• [Task material]
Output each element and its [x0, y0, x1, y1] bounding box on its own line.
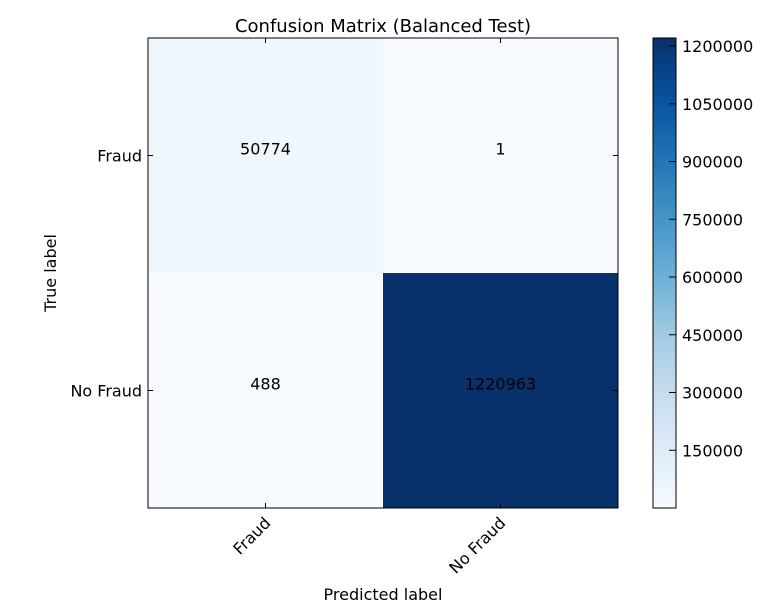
colorbar-tick-label: 600000 — [682, 268, 743, 287]
matrix-cell — [148, 273, 383, 508]
y-axis-label: True label — [41, 234, 60, 313]
y-tick-label: No Fraud — [70, 382, 142, 401]
x-tick-label: No Fraud — [445, 513, 509, 577]
colorbar-tick-label: 1050000 — [682, 95, 753, 114]
matrix-cell — [383, 38, 618, 273]
x-axis-label: Predicted label — [324, 585, 443, 602]
colorbar-tick-label: 150000 — [682, 441, 743, 460]
matrix-cells: 50774 1 488 1220963 — [148, 38, 618, 508]
colorbar-tick-label: 1200000 — [682, 37, 753, 56]
colorbar-tick-label: 750000 — [682, 210, 743, 229]
colorbar-tick-label: 450000 — [682, 326, 743, 345]
x-tick-label: Fraud — [229, 513, 274, 558]
chart-title: Confusion Matrix (Balanced Test) — [235, 16, 531, 37]
cell-value-label: 1 — [495, 140, 505, 159]
y-tick-label: Fraud — [97, 147, 142, 166]
cell-value-label: 488 — [250, 375, 281, 394]
colorbar-ticks: 150000 300000 450000 600000 750000 900000 1050… — [669, 37, 753, 460]
matrix-cell — [383, 273, 618, 508]
colorbar-tick-label: 300000 — [682, 384, 743, 403]
matrix-cell — [148, 38, 383, 273]
cell-value-label: 50774 — [240, 140, 291, 159]
plot-frame — [147, 37, 619, 509]
cell-value-label: 1220963 — [465, 375, 536, 394]
colorbar-tick-label: 900000 — [682, 153, 743, 172]
colorbar — [652, 37, 677, 509]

• [Task description] Copy the stretch of the material from the line containing "colorbar-tick-label: 600000 —" through its end, both ends included, character for character.

• [Exercise output]
colorbar-tick-label: 600000 — [682, 268, 743, 287]
matrix-cell — [148, 273, 383, 508]
y-axis-label: True label — [41, 234, 60, 313]
y-tick-label: No Fraud — [70, 382, 142, 401]
x-tick-label: No Fraud — [445, 513, 509, 577]
colorbar-tick-label: 1050000 — [682, 95, 753, 114]
matrix-cell — [383, 38, 618, 273]
x-axis-label: Predicted label — [324, 585, 443, 602]
colorbar-tick-label: 150000 — [682, 441, 743, 460]
matrix-cells: 50774 1 488 1220963 — [148, 38, 618, 508]
colorbar-tick-label: 1200000 — [682, 37, 753, 56]
colorbar-tick-label: 750000 — [682, 210, 743, 229]
colorbar-tick-label: 450000 — [682, 326, 743, 345]
x-tick-label: Fraud — [229, 513, 274, 558]
chart-title: Confusion Matrix (Balanced Test) — [235, 16, 531, 37]
cell-value-label: 1 — [495, 140, 505, 159]
y-tick-label: Fraud — [97, 147, 142, 166]
cell-value-label: 488 — [250, 375, 281, 394]
colorbar-ticks: 150000 300000 450000 600000 750000 900000 1050… — [669, 37, 753, 460]
matrix-cell — [383, 273, 618, 508]
colorbar-tick-label: 300000 — [682, 384, 743, 403]
matrix-cell — [148, 38, 383, 273]
cell-value-label: 50774 — [240, 140, 291, 159]
plot-frame — [147, 37, 619, 509]
cell-value-label: 1220963 — [465, 375, 536, 394]
colorbar-tick-label: 900000 — [682, 153, 743, 172]
colorbar — [652, 37, 677, 509]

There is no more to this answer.